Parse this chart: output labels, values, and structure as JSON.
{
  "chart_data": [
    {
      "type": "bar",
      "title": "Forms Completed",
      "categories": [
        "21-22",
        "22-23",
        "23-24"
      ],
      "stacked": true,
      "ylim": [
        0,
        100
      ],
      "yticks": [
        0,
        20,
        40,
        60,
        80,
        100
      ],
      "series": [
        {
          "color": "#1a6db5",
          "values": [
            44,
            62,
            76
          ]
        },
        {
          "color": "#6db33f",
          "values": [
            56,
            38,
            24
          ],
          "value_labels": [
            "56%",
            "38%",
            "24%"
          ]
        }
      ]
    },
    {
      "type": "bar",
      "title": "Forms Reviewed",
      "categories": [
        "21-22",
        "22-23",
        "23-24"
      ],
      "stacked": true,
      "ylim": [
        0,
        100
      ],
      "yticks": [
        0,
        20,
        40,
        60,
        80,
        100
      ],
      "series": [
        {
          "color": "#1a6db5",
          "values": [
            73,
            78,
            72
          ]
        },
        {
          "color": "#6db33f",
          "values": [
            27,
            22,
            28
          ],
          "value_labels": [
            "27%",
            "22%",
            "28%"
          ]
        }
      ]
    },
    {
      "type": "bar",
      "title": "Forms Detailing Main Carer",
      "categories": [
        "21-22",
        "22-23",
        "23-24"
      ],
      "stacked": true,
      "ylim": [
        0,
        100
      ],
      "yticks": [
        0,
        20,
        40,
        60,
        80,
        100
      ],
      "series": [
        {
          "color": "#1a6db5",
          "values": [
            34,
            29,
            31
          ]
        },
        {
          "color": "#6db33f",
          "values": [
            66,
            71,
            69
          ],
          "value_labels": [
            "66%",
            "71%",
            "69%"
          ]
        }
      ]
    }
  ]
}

# # # # # # #

Written instruction :: Nothing should be changed: write out all of the data as is.

Expected answer ::
Parse this chart: output labels, values, and structure as JSON.
{
  "chart_data": [
    {
      "type": "bar",
      "title": "Forms Completed",
      "categories": [
        "21-22",
        "22-23",
        "23-24"
      ],
      "stacked": true,
      "ylim": [
        0,
        100
      ],
      "yticks": [
        0,
        20,
        40,
        60,
        80,
        100
      ],
      "series": [
        {
          "color": "#1a6db5",
          "values": [
            44,
            62,
            76
          ]
        },
        {
          "color": "#6db33f",
          "values": [
            56,
            38,
            24
          ],
          "value_labels": [
            "56%",
            "38%",
            "24%"
          ]
        }
      ]
    },
    {
      "type": "bar",
      "title": "Forms Reviewed",
      "categories": [
        "21-22",
        "22-23",
        "23-24"
      ],
      "stacked": true,
      "ylim": [
        0,
        100
      ],
      "yticks": [
        0,
        20,
        40,
        60,
        80,
        100
      ],
      "series": [
        {
          "color": "#1a6db5",
          "values": [
            73,
            78,
            72
          ]
        },
        {
          "color": "#6db33f",
          "values": [
            27,
            22,
            28
          ],
          "value_labels": [
            "27%",
            "22%",
            "28%"
          ]
        }
      ]
    },
    {
      "type": "bar",
      "title": "Forms Detailing Main Carer",
      "categories": [
        "21-22",
        "22-23",
        "23-24"
      ],
      "stacked": true,
      "ylim": [
        0,
        100
      ],
      "yticks": [
        0,
        20,
        40,
        60,
        80,
        100
      ],
      "series": [
        {
          "color": "#1a6db5",
          "values": [
            34,
            29,
            31
          ]
        },
        {
          "color": "#6db33f",
          "values": [
            66,
            71,
            69
          ],
          "value_labels": [
            "66%",
            "71%",
            "69%"
          ]
        }
      ]
    }
  ]
}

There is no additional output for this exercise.